GIVEN RECORDS —

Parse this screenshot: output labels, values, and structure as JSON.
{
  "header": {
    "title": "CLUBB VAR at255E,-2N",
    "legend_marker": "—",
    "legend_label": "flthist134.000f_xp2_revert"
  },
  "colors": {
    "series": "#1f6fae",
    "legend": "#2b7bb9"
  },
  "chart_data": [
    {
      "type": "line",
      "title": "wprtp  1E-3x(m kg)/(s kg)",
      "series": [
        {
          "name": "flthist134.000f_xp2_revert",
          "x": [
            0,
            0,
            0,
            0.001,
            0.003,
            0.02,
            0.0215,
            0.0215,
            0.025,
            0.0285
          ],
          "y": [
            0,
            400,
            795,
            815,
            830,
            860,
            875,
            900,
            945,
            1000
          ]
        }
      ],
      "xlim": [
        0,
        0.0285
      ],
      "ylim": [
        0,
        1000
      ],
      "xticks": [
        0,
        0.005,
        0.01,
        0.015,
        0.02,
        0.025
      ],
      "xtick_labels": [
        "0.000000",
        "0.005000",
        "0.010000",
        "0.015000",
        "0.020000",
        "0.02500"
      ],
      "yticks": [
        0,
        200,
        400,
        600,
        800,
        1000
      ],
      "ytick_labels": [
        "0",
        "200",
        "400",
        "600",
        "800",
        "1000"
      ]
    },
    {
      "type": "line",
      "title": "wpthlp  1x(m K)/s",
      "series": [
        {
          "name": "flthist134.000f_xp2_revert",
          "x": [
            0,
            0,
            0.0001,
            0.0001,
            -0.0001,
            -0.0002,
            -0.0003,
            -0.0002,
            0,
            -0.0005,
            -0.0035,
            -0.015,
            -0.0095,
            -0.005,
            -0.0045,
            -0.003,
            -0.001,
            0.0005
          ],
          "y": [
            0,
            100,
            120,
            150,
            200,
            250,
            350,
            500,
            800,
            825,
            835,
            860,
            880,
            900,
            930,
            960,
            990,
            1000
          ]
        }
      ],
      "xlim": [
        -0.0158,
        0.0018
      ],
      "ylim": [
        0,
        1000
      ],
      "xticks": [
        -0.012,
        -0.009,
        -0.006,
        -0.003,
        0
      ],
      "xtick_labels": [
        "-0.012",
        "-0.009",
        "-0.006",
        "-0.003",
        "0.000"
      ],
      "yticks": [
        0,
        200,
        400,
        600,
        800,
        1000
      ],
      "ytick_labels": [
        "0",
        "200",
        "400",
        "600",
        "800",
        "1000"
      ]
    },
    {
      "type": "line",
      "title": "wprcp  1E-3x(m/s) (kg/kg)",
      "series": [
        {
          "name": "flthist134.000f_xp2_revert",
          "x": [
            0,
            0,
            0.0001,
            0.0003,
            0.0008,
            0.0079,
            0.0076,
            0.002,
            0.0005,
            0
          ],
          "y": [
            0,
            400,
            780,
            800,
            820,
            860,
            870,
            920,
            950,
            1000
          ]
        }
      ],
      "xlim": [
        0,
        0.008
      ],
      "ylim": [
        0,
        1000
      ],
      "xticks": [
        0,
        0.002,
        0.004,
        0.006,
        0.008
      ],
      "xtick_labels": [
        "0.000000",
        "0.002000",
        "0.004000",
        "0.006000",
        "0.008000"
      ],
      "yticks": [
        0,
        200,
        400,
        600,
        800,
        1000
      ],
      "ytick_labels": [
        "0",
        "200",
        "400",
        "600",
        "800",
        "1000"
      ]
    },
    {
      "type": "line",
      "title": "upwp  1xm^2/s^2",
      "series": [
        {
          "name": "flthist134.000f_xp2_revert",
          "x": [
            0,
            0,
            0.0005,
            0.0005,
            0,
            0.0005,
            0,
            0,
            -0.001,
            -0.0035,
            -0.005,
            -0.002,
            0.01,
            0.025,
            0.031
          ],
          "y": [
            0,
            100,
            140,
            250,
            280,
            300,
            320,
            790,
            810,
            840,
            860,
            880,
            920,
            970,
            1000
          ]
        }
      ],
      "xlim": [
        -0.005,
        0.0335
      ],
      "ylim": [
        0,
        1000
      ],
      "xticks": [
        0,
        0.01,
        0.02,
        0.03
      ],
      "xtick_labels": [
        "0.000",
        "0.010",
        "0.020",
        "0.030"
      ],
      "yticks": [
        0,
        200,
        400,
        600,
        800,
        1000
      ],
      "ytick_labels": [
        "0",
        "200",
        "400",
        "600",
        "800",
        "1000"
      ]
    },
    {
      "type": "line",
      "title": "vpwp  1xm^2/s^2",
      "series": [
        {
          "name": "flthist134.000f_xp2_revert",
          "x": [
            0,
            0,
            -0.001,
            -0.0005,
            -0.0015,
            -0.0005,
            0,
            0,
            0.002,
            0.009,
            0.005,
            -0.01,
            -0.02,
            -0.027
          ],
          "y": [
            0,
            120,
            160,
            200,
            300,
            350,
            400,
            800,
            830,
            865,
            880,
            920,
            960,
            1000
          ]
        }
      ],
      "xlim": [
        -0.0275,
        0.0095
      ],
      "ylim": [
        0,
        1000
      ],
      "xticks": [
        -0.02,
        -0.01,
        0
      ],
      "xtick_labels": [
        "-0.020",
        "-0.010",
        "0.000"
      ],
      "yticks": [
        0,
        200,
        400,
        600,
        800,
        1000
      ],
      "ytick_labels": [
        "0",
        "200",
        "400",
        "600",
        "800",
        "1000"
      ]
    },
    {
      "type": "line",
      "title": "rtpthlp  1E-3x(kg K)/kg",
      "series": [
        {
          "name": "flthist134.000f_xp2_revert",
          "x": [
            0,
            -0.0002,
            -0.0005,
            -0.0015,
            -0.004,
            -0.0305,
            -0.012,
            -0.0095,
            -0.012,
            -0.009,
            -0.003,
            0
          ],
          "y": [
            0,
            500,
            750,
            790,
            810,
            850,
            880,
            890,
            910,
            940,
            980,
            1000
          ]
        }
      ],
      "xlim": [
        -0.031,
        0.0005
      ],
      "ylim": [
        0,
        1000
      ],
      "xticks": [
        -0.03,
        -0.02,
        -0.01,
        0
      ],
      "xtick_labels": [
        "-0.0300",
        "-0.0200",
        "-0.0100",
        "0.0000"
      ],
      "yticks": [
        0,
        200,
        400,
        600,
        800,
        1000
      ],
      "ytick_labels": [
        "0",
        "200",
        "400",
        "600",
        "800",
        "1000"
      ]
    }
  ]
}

WORK TO DO —
Output the lines above verbatim and in full.

ANSWER TO THIS TASK —
Parse this screenshot: output labels, values, and structure as JSON.
{
  "header": {
    "title": "CLUBB VAR at255E,-2N",
    "legend_marker": "—",
    "legend_label": "flthist134.000f_xp2_revert"
  },
  "colors": {
    "series": "#1f6fae",
    "legend": "#2b7bb9"
  },
  "chart_data": [
    {
      "type": "line",
      "title": "wprtp  1E-3x(m kg)/(s kg)",
      "series": [
        {
          "name": "flthist134.000f_xp2_revert",
          "x": [
            0,
            0,
            0,
            0.001,
            0.003,
            0.02,
            0.0215,
            0.0215,
            0.025,
            0.0285
          ],
          "y": [
            0,
            400,
            795,
            815,
            830,
            860,
            875,
            900,
            945,
            1000
          ]
        }
      ],
      "xlim": [
        0,
        0.0285
      ],
      "ylim": [
        0,
        1000
      ],
      "xticks": [
        0,
        0.005,
        0.01,
        0.015,
        0.02,
        0.025
      ],
      "xtick_labels": [
        "0.000000",
        "0.005000",
        "0.010000",
        "0.015000",
        "0.020000",
        "0.02500"
      ],
      "yticks": [
        0,
        200,
        400,
        600,
        800,
        1000
      ],
      "ytick_labels": [
        "0",
        "200",
        "400",
        "600",
        "800",
        "1000"
      ]
    },
    {
      "type": "line",
      "title": "wpthlp  1x(m K)/s",
      "series": [
        {
          "name": "flthist134.000f_xp2_revert",
          "x": [
            0,
            0,
            0.0001,
            0.0001,
            -0.0001,
            -0.0002,
            -0.0003,
            -0.0002,
            0,
            -0.0005,
            -0.0035,
            -0.015,
            -0.0095,
            -0.005,
            -0.0045,
            -0.003,
            -0.001,
            0.0005
          ],
          "y": [
            0,
            100,
            120,
            150,
            200,
            250,
            350,
            500,
            800,
            825,
            835,
            860,
            880,
            900,
            930,
            960,
            990,
            1000
          ]
        }
      ],
      "xlim": [
        -0.0158,
        0.0018
      ],
      "ylim": [
        0,
        1000
      ],
      "xticks": [
        -0.012,
        -0.009,
        -0.006,
        -0.003,
        0
      ],
      "xtick_labels": [
        "-0.012",
        "-0.009",
        "-0.006",
        "-0.003",
        "0.000"
      ],
      "yticks": [
        0,
        200,
        400,
        600,
        800,
        1000
      ],
      "ytick_labels": [
        "0",
        "200",
        "400",
        "600",
        "800",
        "1000"
      ]
    },
    {
      "type": "line",
      "title": "wprcp  1E-3x(m/s) (kg/kg)",
      "series": [
        {
          "name": "flthist134.000f_xp2_revert",
          "x": [
            0,
            0,
            0.0001,
            0.0003,
            0.0008,
            0.0079,
            0.0076,
            0.002,
            0.0005,
            0
          ],
          "y": [
            0,
            400,
            780,
            800,
            820,
            860,
            870,
            920,
            950,
            1000
          ]
        }
      ],
      "xlim": [
        0,
        0.008
      ],
      "ylim": [
        0,
        1000
      ],
      "xticks": [
        0,
        0.002,
        0.004,
        0.006,
        0.008
      ],
      "xtick_labels": [
        "0.000000",
        "0.002000",
        "0.004000",
        "0.006000",
        "0.008000"
      ],
      "yticks": [
        0,
        200,
        400,
        600,
        800,
        1000
      ],
      "ytick_labels": [
        "0",
        "200",
        "400",
        "600",
        "800",
        "1000"
      ]
    },
    {
      "type": "line",
      "title": "upwp  1xm^2/s^2",
      "series": [
        {
          "name": "flthist134.000f_xp2_revert",
          "x": [
            0,
            0,
            0.0005,
            0.0005,
            0,
            0.0005,
            0,
            0,
            -0.001,
            -0.0035,
            -0.005,
            -0.002,
            0.01,
            0.025,
            0.031
          ],
          "y": [
            0,
            100,
            140,
            250,
            280,
            300,
            320,
            790,
            810,
            840,
            860,
            880,
            920,
            970,
            1000
          ]
        }
      ],
      "xlim": [
        -0.005,
        0.0335
      ],
      "ylim": [
        0,
        1000
      ],
      "xticks": [
        0,
        0.01,
        0.02,
        0.03
      ],
      "xtick_labels": [
        "0.000",
        "0.010",
        "0.020",
        "0.030"
      ],
      "yticks": [
        0,
        200,
        400,
        600,
        800,
        1000
      ],
      "ytick_labels": [
        "0",
        "200",
        "400",
        "600",
        "800",
        "1000"
      ]
    },
    {
      "type": "line",
      "title": "vpwp  1xm^2/s^2",
      "series": [
        {
          "name": "flthist134.000f_xp2_revert",
          "x": [
            0,
            0,
            -0.001,
            -0.0005,
            -0.0015,
            -0.0005,
            0,
            0,
            0.002,
            0.009,
            0.005,
            -0.01,
            -0.02,
            -0.027
          ],
          "y": [
            0,
            120,
            160,
            200,
            300,
            350,
            400,
            800,
            830,
            865,
            880,
            920,
            960,
            1000
          ]
        }
      ],
      "xlim": [
        -0.0275,
        0.0095
      ],
      "ylim": [
        0,
        1000
      ],
      "xticks": [
        -0.02,
        -0.01,
        0
      ],
      "xtick_labels": [
        "-0.020",
        "-0.010",
        "0.000"
      ],
      "yticks": [
        0,
        200,
        400,
        600,
        800,
        1000
      ],
      "ytick_labels": [
        "0",
        "200",
        "400",
        "600",
        "800",
        "1000"
      ]
    },
    {
      "type": "line",
      "title": "rtpthlp  1E-3x(kg K)/kg",
      "series": [
        {
          "name": "flthist134.000f_xp2_revert",
          "x": [
            0,
            -0.0002,
            -0.0005,
            -0.0015,
            -0.004,
            -0.0305,
            -0.012,
            -0.0095,
            -0.012,
            -0.009,
            -0.003,
            0
          ],
          "y": [
            0,
            500,
            750,
            790,
            810,
            850,
            880,
            890,
            910,
            940,
            980,
            1000
          ]
        }
      ],
      "xlim": [
        -0.031,
        0.0005
      ],
      "ylim": [
        0,
        1000
      ],
      "xticks": [
        -0.03,
        -0.02,
        -0.01,
        0
      ],
      "xtick_labels": [
        "-0.0300",
        "-0.0200",
        "-0.0100",
        "0.0000"
      ],
      "yticks": [
        0,
        200,
        400,
        600,
        800,
        1000
      ],
      "ytick_labels": [
        "0",
        "200",
        "400",
        "600",
        "800",
        "1000"
      ]
    }
  ]
}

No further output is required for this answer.